- PAGE:
[Begin]
Atmospheric turbulence and chemistry

The chemical lifetime of reactants in the atmosphere can vary within a wide range of timescales (Table 1). In the convective boundary layer (CBL), the so-called long lived species are well mixed. For reactants with a short chemical lifetime or with a lifetime of the same order of magnitude as the turnover time of the convective boundary layer, approximately 10-20 minutes, the chemical transformations can be limited by the turbulent mixing.


Table 1: Typical timescales of transformation of chemical species and of some atmospheric phenomena (Vilà-Guerau de Arellano et al., 2003).


Figure 1: Schematic representation of the driving processes of the CBL growth (Vinuesa and Vilà-Guerau de Arellano, 2005).

In fact, two main processes govern the structure and the characteristics of the convective boundary layer over land and with a clear sky. First, the heat release in form of sensible surface heat flux warms the boundary layer at the surface. It drives upward motions of warm air. Second, the entrainment of warm air from the free troposphere contributes to the heating of the ABL (see figure 1). As a result of these thermal motions, compounds introduced in the CBL are segregated and they require a time larger than the characteristic turbulent time to be uniformly mixed.

Since the chemistry requires a complete mixing up to molecular level, the segregation of species due to turbulent characteristics can affect the reaction rate and can lead to a slowing down of the reactivity of chemical compounds. In figure 2, the colored fields represent the place in the CBL where a second-order irreversible reaction between two reactants transported in opposite directions occurs. 0ne can notice that close to the surface, the reaction takes place in the updrafts and that close to the top of the CBL, it occurs in the downdraft. In this case, the turbulent structure of the CBL is clearly controlling the chemical transformations. Moreover, the turbulence is inefficient to mix homogeneously the reactants leading to a heterogeneous distribution of the scalar in the CBL. As a result, a regional chemical model, that is assuming homogeneous mixing, will over-estimated the reactant rates leading to an under-estimation of pollutant concentrations.


Figure 2: Vertical velocity (updrafts and downdrafts in solid and dashed lines respectively) and reaction zone for chemical species transported in opposite directions and involved in a second-order reaction (Molemaker and Vilà-Guerau de Arellano, 1998; Vilà-Guerau de Arellano and Lelieveld, 1998).


Figure 3: Scalar dimensionless flux profiles: potential temperature, inert scalar, slow and fast reactants in solid, dotted, dashed, green and red lines, respectively (Vinuesa and Vilà-Guerau de Arellano, 2003).

Figure 3 shows the vertical profiles of scalar dimensionless fluxes that consist of a resolved part and a sub-grid scale contribution modelled as a diffusion process. Notice that the concentration scale used to make the dimensionless profiles is calculated as the ratio of the emission flux of A to the convection velocity scale. Within the boundary layer, the profiles of inert scalars (temperature and bottom-up scalar for the inert chemical case) have a linear shape. For reactive scalars, the profiles deviate from this shape. In fact, these deviations become more significant for faster chemistry; they are larger for the fast reactant than for the slow one. These deviations are due to the fact that chemistry acts as a sink term in the flux budget. As the chemical contribution to fluxes increases with the reaction rate, the deviations will increase with the reaction rate.
[End]
Region annotation records:
[Begin]
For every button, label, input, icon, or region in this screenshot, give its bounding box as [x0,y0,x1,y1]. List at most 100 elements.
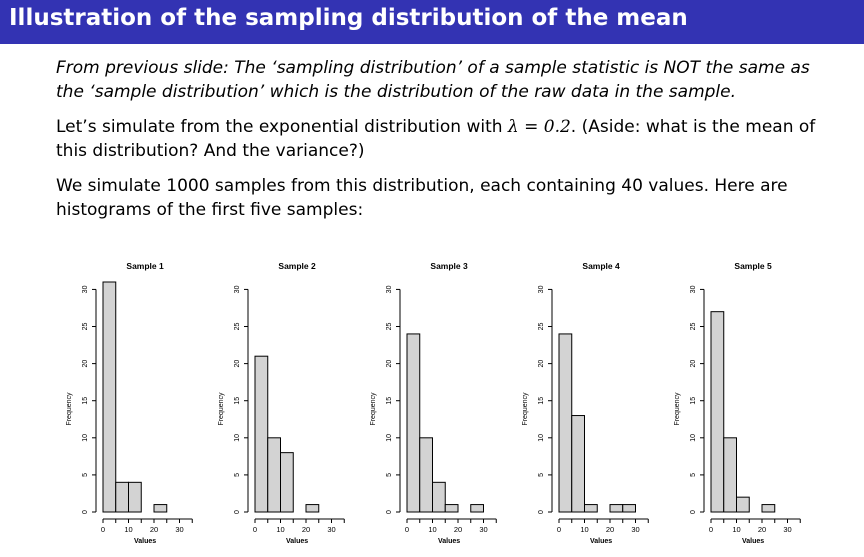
chart-5-x-label: Values [742,538,764,545]
chart-1-bar [102,281,117,513]
chart-1-bar [128,481,142,513]
chart-5-y-tick-label: 10 [690,434,697,442]
chart-4-bar [584,504,598,513]
chart-2-y-tick-label: 10 [234,434,241,442]
chart-1-y-tick-label: 0 [82,510,89,514]
chart-1-bar [153,504,168,513]
chart-2-x-tick-label: 0 [253,525,257,534]
chart-2-x-label: Values [286,538,308,545]
chart-5-bar [761,504,776,513]
chart-3-title: Sample 3 [430,261,468,271]
chart-2-y-tick-label: 20 [234,360,241,368]
chart-5-bar [736,496,750,513]
chart-2-y-tick-label: 15 [234,397,241,405]
chart-3-y-tick-label: 20 [386,360,393,368]
chart-4-y-label: Frequency [522,392,529,426]
chart-4-y-tick-label: 0 [538,510,545,514]
chart-4-x-label: Values [590,538,612,545]
chart-3-x-label: Values [438,538,460,545]
lambda-expression: λ = 0.2 [507,117,571,137]
chart-3-bar [444,504,459,513]
chart-3-bar [470,504,484,513]
chart-3-x-tick-label: 10 [428,525,436,534]
chart-4-y-tick-label: 15 [538,397,545,405]
chart-4-x-tick-label: 30 [631,525,639,534]
chart-4-y-tick-label: 5 [538,473,545,477]
chart-2-y-label: Frequency [218,392,225,426]
chart-4-x-tick-label: 0 [557,525,561,534]
chart-3-x-tick-label: 20 [454,525,462,534]
chart-2-y-tick-label: 25 [234,323,241,331]
chart-1-y-tick-label: 5 [82,473,89,477]
chart-3-y-tick-label: 25 [386,323,393,331]
paragraph-simulate: Let’s simulate from the exponential dist… [56,115,836,163]
chart-4-y-tick-label: 25 [538,323,545,331]
chart-5-x-tick-label: 0 [709,525,713,534]
chart-5-y-tick-label: 30 [690,285,697,293]
chart-1-y-tick-label: 15 [82,397,89,405]
chart-5-y-tick-label: 0 [690,510,697,514]
paragraph-simulate-post: . (Aside: what is the mean of this distr… [56,117,816,161]
chart-2-title: Sample 2 [278,261,316,271]
chart-5-title: Sample 5 [734,261,772,271]
chart-4-bar [571,415,585,513]
chart-3-y-tick-label: 15 [386,397,393,405]
chart-2-bar [305,504,320,513]
chart-3-x-tick-label: 30 [479,525,487,534]
chart-3-bar [432,481,446,513]
chart-2-y-tick-label: 5 [234,473,241,477]
chart-5-y-tick-label: 20 [690,360,697,368]
chart-2-bar [254,355,269,513]
chart-2-x-tick-label: 30 [327,525,335,534]
histogram-panel: Sample 1 0 5 10 15 20 25 30 Frequency 0 10 20 30 Valu… [66,261,801,545]
chart-3-x-tick-label: 0 [405,525,409,534]
chart-3-bar [406,333,421,513]
chart-4-bar [558,333,573,513]
chart-4-x-tick-label: 10 [580,525,588,534]
chart-2-x-tick-label: 10 [276,525,284,534]
chart-2-y-tick-label: 0 [234,510,241,514]
paragraph-simulate-pre: Let’s simulate from the exponential dist… [56,117,508,137]
chart-2-x-tick-label: 20 [302,525,310,534]
chart-3-y-tick-label: 5 [386,473,393,477]
chart-2-bar [280,452,294,513]
chart-1-x-tick-label: 20 [150,525,158,534]
chart-5-y-tick-label: 15 [690,397,697,405]
chart-5-x-tick-label: 10 [732,525,740,534]
chart-1-y-label: Frequency [66,392,73,426]
chart-4-title: Sample 4 [582,261,620,271]
chart-1-x-tick-label: 10 [124,525,132,534]
chart-5-x-tick-label: 30 [783,525,791,534]
chart-1-y-tick-label: 30 [82,285,89,293]
chart-1-y-tick-label: 20 [82,360,89,368]
chart-5-y-tick-label: 5 [690,473,697,477]
chart-1-bar [115,481,129,513]
chart-1-title: Sample 1 [126,261,164,271]
chart-4-y-tick-label: 30 [538,285,545,293]
chart-4-bar [609,504,624,513]
chart-5-y-label: Frequency [674,392,681,426]
chart-1-x-tick-label: 0 [101,525,105,534]
chart-4-y-tick-label: 10 [538,434,545,442]
paragraph-samples: We simulate 1000 samples from this distr… [56,176,788,220]
chart-1-y-tick-label: 10 [82,434,89,442]
chart-2-y-tick-label: 30 [234,285,241,293]
chart-4-x-tick-label: 20 [606,525,614,534]
chart-5-y-tick-label: 25 [690,323,697,331]
title-bar: Illustration of the sampling distributio… [0,0,864,44]
chart-3-y-tick-label: 30 [386,285,393,293]
chart-5-bar [723,437,737,513]
chart-1-x-tick-label: 30 [175,525,183,534]
chart-3-y-tick-label: 10 [386,434,393,442]
paragraph-previous-slide: From previous slide: The ‘sampling distr… [56,58,810,102]
chart-4-y-tick-label: 20 [538,360,545,368]
chart-1-x-label: Values [134,538,156,545]
chart-1-y-tick-label: 25 [82,323,89,331]
chart-3-bar [419,437,433,513]
chart-4-bar [622,504,636,513]
slide-title: Illustration of the sampling distributio… [9,5,688,31]
chart-3-y-tick-label: 0 [386,510,393,514]
chart-3-y-label: Frequency [370,392,377,426]
chart-2-bar [267,437,281,513]
chart-5-x-tick-label: 20 [758,525,766,534]
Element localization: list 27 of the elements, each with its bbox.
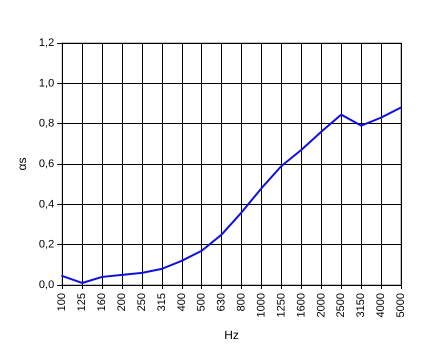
- x-tick-label: 800: [236, 293, 248, 312]
- x-tick-label: 500: [196, 293, 208, 312]
- x-tick-label: 200: [116, 293, 128, 312]
- x-tick-label: 125: [76, 293, 88, 312]
- x-tick-label: 1600: [295, 293, 308, 318]
- x-tick-label: 100: [56, 293, 68, 312]
- x-tick-label: 250: [136, 293, 148, 312]
- x-tick-label: 5000: [395, 293, 407, 318]
- y-tick-label: 1,0: [38, 77, 54, 90]
- y-tick-label: 0,2: [38, 238, 54, 251]
- x-axis-title: Hz: [224, 328, 239, 342]
- y-tick-label: 0,0: [38, 279, 54, 291]
- x-tick-label: 1250: [275, 293, 288, 318]
- y-tick-label: 1,2: [38, 37, 54, 49]
- x-tick-label: 160: [96, 293, 108, 312]
- x-tick-label: 630: [216, 293, 228, 312]
- x-tick-label: 3150: [355, 293, 368, 318]
- x-tick-label: 1000: [255, 293, 268, 318]
- x-tick-label: 2500: [335, 293, 348, 318]
- y-tick-label: 0,8: [38, 118, 54, 130]
- x-tick-label: 4000: [375, 293, 388, 318]
- y-tick-label: 0,4: [38, 198, 54, 210]
- x-tick-label: 2000: [315, 293, 328, 318]
- y-axis-title: αs: [15, 158, 29, 170]
- y-tick-label: 0,6: [38, 158, 54, 170]
- x-tick-label: 400: [176, 293, 188, 312]
- x-tick-label: 315: [156, 293, 168, 312]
[End]
- WHAT TO DO:
[1] Repeat the atmospheric turbulence text word for word, everything from "Figure 2: Vertical" down to "and Lelieveld, 1998).".
[2] In the atmospheric turbulence text, what is the approximate turnover time of the convective boundary layer?
None of the material is needed for what comes next.

- RESULTS OF THE TASKS:
[1]
Figure 2: Vertical velocity (updrafts and downdrafts in solid and dashed lines respectively) and reaction zone for chemical species transported in opposite directions and involved in a second-order reaction (Molemaker and Vilà-Guerau de Arellano, 1998; Vilà-Guerau de Arellano and Lelieveld, 1998).

[2] Approximately 10-20 minutes.